* _WORK REQUIRED_:
Check each line of the data for "Circulation" and select those that have it.
[Start of SOURCE DATA]
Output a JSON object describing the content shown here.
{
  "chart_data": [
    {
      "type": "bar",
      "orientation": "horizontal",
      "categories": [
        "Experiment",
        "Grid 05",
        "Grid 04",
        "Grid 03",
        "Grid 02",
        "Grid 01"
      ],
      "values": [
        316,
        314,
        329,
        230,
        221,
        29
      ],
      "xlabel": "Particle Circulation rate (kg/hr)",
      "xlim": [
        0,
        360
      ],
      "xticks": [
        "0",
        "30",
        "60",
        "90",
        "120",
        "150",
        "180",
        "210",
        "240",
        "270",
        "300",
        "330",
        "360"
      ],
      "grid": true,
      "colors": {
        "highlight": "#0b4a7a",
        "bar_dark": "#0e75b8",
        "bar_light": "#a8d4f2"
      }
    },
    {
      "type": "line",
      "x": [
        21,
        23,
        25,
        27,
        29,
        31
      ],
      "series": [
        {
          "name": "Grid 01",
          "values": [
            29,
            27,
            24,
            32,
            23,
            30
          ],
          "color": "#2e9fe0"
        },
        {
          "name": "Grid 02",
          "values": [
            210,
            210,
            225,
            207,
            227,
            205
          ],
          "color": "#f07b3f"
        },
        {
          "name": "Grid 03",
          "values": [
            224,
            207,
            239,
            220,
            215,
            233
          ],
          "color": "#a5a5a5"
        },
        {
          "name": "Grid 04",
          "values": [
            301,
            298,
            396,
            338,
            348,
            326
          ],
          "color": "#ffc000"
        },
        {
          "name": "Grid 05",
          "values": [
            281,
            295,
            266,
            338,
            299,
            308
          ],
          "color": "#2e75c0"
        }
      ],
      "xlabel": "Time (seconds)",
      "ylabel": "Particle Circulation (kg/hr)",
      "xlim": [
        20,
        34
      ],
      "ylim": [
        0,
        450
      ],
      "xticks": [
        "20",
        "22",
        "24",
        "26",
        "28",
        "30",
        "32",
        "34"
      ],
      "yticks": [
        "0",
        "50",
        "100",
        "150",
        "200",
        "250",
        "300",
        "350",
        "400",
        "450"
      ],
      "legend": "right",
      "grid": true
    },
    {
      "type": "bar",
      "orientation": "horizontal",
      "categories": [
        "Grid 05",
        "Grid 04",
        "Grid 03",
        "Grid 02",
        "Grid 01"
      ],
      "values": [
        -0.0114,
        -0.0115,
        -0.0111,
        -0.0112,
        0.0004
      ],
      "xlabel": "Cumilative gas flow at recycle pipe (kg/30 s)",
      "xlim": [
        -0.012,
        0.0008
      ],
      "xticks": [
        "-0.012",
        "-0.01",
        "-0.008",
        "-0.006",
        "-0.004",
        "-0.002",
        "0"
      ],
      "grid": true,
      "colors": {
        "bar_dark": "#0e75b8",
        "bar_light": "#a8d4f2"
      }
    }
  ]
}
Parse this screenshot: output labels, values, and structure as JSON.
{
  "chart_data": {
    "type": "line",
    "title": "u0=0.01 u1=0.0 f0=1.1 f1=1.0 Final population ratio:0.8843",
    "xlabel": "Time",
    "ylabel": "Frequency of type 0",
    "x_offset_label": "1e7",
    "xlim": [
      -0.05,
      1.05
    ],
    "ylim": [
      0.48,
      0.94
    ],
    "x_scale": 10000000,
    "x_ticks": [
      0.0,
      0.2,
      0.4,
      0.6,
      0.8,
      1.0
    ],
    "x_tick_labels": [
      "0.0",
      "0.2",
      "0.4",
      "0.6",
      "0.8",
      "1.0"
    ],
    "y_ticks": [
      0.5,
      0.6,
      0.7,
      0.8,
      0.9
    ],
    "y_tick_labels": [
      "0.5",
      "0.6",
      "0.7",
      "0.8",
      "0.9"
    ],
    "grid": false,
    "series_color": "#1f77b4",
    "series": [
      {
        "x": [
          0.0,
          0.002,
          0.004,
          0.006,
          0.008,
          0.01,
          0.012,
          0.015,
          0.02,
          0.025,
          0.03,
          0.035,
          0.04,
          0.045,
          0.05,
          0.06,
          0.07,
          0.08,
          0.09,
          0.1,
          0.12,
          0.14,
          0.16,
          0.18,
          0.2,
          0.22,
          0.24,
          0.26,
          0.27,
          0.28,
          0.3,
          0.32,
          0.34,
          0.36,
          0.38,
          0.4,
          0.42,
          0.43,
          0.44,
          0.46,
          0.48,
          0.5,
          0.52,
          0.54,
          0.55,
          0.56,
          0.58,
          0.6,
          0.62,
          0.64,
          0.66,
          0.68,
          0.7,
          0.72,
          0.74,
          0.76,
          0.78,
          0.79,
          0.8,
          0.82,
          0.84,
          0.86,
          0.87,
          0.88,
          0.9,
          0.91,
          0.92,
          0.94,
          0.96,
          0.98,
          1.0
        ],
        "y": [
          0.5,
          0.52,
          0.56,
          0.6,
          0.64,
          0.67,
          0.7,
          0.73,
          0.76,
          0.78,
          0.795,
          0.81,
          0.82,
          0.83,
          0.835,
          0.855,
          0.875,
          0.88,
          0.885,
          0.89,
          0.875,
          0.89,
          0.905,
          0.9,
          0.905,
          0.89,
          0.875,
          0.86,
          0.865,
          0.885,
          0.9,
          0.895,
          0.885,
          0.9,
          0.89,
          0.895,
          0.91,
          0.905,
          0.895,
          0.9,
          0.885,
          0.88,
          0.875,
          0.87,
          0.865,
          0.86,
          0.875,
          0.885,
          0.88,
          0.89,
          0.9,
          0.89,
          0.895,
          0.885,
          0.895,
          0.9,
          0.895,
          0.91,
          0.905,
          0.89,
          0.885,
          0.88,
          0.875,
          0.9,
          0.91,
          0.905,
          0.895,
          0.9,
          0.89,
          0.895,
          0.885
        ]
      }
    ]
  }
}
[End of SOURCE DATA]
* _FINISHED EXERCISE_:
      "xlabel": "Particle Circulation rate (kg/hr)",
      "ylabel": "Particle Circulation (kg/hr)",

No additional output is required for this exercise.